• _To do_
Omit the pictures from the listing below and print every remaining entry verbatim.

• _Supplied records_
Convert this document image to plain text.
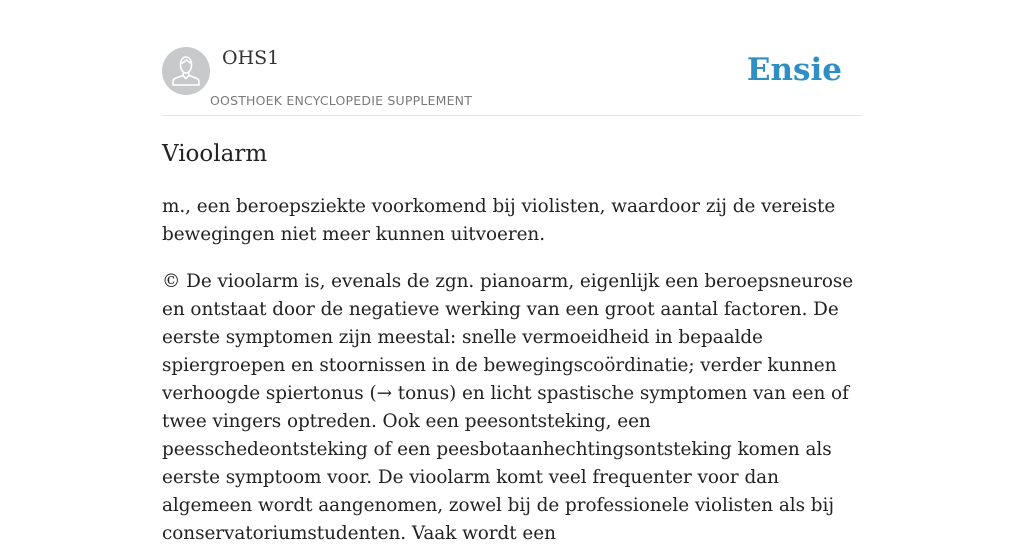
OHS1
OOSTHOEK ENCYCLOPEDIE SUPPLEMENT
Ensie
Vioolarm

m., een beroepsziekte voorkomend bij violisten, waardoor zij de vereiste bewegingen niet meer kunnen uitvoeren.

© De vioolarm is, evenals de zgn. pianoarm, eigenlijk een beroepsneurose en ontstaat door de negatieve werking van een groot aantal factoren. De eerste symptomen zijn meestal: snelle vermoeidheid in bepaalde spiergroepen en stoornissen in de bewegingscoördinatie; verder kunnen verhoogde spiertonus (→ tonus) en licht spastische symptomen van een of twee vingers optreden. Ook een peesontsteking, een peesschedeontsteking of een peesbotaanhechtingsontsteking komen als eerste symptoom voor. De vioolarm komt veel frequenter voor dan algemeen wordt aangenomen, zowel bij de professionele violisten als bij conservatoriumstudenten. Vaak wordt een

• _Answer for this exercise_
Convert this document image to plain text.
OHS1
OOSTHOEK ENCYCLOPEDIE SUPPLEMENT
Ensie
Vioolarm

m., een beroepsziekte voorkomend bij violisten, waardoor zij de vereiste bewegingen niet meer kunnen uitvoeren.

© De vioolarm is, evenals de zgn. pianoarm, eigenlijk een beroepsneurose en ontstaat door de negatieve werking van een groot aantal factoren. De eerste symptomen zijn meestal: snelle vermoeidheid in bepaalde spiergroepen en stoornissen in de bewegingscoördinatie; verder kunnen verhoogde spiertonus (→ tonus) en licht spastische symptomen van een of twee vingers optreden. Ook een peesontsteking, een peesschedeontsteking of een peesbotaanhechtingsontsteking komen als eerste symptoom voor. De vioolarm komt veel frequenter voor dan algemeen wordt aangenomen, zowel bij de professionele violisten als bij conservatoriumstudenten. Vaak wordt een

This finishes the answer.